--- THE REQUEST ---
How many lines in the entries below contain "close"? Answer with the number only.
** start of RECORDS SHOWN **
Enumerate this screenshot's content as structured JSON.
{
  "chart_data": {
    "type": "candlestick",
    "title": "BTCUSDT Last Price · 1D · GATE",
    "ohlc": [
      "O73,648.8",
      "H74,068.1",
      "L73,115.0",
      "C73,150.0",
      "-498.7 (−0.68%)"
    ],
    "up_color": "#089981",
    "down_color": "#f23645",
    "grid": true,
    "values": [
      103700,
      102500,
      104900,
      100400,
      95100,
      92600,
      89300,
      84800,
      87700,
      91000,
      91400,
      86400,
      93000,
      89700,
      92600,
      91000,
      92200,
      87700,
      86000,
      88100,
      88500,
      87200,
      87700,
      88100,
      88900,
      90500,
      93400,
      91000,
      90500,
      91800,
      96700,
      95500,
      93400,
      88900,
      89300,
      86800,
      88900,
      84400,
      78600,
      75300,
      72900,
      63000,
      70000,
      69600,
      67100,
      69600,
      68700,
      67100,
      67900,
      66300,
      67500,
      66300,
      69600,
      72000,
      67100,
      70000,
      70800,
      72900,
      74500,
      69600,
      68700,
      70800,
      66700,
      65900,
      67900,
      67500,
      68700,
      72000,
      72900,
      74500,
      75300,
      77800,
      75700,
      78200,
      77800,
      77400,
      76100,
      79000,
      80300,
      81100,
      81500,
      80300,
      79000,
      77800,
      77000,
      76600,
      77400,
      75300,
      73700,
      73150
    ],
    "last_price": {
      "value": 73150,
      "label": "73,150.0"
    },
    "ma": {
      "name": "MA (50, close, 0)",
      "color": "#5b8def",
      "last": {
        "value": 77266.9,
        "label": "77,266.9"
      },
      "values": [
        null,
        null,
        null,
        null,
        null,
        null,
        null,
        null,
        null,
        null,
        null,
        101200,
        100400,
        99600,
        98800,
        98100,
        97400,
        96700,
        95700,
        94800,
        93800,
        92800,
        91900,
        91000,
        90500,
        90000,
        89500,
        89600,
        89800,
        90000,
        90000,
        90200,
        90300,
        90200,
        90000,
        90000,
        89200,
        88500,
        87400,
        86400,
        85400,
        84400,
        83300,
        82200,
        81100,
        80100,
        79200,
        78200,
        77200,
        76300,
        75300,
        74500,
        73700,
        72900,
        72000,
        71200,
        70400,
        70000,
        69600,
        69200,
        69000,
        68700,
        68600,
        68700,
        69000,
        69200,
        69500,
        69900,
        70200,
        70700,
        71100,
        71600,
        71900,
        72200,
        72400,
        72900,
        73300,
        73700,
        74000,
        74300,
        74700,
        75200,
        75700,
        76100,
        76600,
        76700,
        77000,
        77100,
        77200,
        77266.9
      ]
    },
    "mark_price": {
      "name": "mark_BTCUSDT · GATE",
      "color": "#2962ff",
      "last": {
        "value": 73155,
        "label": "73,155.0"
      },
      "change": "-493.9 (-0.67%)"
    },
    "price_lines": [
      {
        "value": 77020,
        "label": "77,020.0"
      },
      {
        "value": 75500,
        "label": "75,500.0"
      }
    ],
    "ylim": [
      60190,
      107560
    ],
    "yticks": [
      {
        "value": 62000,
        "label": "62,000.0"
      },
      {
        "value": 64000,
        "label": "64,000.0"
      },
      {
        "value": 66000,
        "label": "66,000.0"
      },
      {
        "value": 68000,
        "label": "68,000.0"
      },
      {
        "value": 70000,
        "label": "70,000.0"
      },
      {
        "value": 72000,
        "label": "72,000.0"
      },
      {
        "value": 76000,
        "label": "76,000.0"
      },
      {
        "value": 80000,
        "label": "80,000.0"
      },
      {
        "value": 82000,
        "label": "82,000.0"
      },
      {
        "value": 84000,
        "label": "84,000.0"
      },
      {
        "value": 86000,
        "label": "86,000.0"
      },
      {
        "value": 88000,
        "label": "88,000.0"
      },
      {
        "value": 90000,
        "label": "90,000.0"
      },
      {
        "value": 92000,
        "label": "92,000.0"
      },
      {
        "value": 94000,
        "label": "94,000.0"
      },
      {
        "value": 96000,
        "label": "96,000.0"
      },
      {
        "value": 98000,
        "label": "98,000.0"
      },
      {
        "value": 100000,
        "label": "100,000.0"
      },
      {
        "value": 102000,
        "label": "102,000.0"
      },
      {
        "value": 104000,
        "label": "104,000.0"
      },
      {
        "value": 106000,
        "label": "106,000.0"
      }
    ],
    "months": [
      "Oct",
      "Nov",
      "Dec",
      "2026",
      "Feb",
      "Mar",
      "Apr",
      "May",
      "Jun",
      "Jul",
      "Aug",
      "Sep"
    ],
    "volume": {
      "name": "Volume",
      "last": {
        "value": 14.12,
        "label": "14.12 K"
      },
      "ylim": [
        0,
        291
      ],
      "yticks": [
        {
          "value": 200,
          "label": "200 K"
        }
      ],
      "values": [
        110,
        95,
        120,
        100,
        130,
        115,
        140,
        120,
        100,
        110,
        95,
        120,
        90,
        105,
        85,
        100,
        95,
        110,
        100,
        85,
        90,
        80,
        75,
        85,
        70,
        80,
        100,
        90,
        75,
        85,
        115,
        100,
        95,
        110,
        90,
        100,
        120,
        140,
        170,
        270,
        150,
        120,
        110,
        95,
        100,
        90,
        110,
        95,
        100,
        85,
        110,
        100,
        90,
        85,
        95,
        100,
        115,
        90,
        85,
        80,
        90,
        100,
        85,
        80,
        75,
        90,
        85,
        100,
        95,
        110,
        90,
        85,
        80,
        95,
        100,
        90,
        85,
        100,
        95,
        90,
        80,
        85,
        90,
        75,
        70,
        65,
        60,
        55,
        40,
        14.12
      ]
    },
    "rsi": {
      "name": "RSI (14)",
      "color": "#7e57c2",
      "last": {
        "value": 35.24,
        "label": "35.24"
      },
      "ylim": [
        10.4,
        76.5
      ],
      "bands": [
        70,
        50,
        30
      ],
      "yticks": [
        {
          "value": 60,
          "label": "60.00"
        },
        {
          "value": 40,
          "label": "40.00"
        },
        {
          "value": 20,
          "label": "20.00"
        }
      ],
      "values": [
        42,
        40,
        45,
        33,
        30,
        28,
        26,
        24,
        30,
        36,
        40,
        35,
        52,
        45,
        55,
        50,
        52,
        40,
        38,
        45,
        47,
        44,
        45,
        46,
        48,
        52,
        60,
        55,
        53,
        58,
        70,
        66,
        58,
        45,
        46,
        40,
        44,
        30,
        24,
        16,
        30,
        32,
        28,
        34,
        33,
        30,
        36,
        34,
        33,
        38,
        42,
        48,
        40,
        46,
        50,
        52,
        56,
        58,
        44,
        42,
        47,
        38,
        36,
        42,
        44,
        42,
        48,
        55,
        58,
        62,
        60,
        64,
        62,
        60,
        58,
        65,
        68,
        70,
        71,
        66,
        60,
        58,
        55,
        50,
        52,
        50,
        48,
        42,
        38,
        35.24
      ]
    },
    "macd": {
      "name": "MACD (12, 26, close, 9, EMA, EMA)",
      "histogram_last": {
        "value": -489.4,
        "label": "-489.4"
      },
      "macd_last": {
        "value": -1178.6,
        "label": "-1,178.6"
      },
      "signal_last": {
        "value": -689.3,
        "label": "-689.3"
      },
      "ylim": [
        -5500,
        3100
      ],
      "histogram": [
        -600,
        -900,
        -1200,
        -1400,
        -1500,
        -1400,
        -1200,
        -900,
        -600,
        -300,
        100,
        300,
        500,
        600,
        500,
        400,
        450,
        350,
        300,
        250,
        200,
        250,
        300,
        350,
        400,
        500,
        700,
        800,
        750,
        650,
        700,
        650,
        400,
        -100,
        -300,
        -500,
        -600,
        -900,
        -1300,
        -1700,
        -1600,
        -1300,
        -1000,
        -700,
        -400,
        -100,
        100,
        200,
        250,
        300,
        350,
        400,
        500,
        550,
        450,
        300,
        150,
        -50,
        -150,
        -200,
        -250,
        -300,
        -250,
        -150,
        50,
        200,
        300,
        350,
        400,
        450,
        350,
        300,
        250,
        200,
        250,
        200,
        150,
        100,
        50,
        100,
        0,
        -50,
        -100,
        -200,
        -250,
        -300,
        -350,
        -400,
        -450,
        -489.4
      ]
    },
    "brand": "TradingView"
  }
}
** end of RECORDS SHOWN **
--- TASK RESULT ---
2